DATASET EXTRACT start

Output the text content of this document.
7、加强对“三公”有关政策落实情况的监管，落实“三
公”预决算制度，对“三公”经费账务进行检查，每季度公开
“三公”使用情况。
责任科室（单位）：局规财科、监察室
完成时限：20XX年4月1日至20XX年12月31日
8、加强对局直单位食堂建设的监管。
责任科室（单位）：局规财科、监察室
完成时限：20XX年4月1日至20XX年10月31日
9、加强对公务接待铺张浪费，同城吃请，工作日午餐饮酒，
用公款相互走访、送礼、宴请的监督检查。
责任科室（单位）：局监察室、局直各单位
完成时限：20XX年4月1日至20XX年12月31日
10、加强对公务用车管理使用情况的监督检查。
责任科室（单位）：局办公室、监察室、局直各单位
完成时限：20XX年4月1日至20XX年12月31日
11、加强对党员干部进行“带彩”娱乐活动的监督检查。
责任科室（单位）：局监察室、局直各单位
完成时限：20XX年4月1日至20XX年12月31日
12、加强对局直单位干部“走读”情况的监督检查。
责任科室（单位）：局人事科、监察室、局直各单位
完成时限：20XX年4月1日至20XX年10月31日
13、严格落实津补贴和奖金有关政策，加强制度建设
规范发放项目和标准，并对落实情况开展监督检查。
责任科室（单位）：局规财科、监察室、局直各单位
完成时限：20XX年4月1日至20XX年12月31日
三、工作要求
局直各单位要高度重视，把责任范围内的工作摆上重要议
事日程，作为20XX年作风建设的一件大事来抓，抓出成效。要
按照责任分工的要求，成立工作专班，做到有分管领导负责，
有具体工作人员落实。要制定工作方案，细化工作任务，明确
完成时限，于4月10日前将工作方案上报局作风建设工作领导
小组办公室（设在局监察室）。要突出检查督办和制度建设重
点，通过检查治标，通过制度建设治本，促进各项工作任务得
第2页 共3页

DATASET EXTRACT end

TASK DIRECTIONS =>
Set all of the records down again, exactly as they stand.

ANSWER FOR THE TASK =>
Output the text content of this document.
7、加强对“三公”有关政策落实情况的监管，落实“三
公”预决算制度，对“三公”经费账务进行检查，每季度公开
“三公”使用情况。
责任科室（单位）：局规财科、监察室
完成时限：20XX年4月1日至20XX年12月31日
8、加强对局直单位食堂建设的监管。
责任科室（单位）：局规财科、监察室
完成时限：20XX年4月1日至20XX年10月31日
9、加强对公务接待铺张浪费，同城吃请，工作日午餐饮酒，
用公款相互走访、送礼、宴请的监督检查。
责任科室（单位）：局监察室、局直各单位
完成时限：20XX年4月1日至20XX年12月31日
10、加强对公务用车管理使用情况的监督检查。
责任科室（单位）：局办公室、监察室、局直各单位
完成时限：20XX年4月1日至20XX年12月31日
11、加强对党员干部进行“带彩”娱乐活动的监督检查。
责任科室（单位）：局监察室、局直各单位
完成时限：20XX年4月1日至20XX年12月31日
12、加强对局直单位干部“走读”情况的监督检查。
责任科室（单位）：局人事科、监察室、局直各单位
完成时限：20XX年4月1日至20XX年10月31日
13、严格落实津补贴和奖金有关政策，加强制度建设
规范发放项目和标准，并对落实情况开展监督检查。
责任科室（单位）：局规财科、监察室、局直各单位
完成时限：20XX年4月1日至20XX年12月31日
三、工作要求
局直各单位要高度重视，把责任范围内的工作摆上重要议
事日程，作为20XX年作风建设的一件大事来抓，抓出成效。要
按照责任分工的要求，成立工作专班，做到有分管领导负责，
有具体工作人员落实。要制定工作方案，细化工作任务，明确
完成时限，于4月10日前将工作方案上报局作风建设工作领导
小组办公室（设在局监察室）。要突出检查督办和制度建设重
点，通过检查治标，通过制度建设治本，促进各项工作任务得
第2页 共3页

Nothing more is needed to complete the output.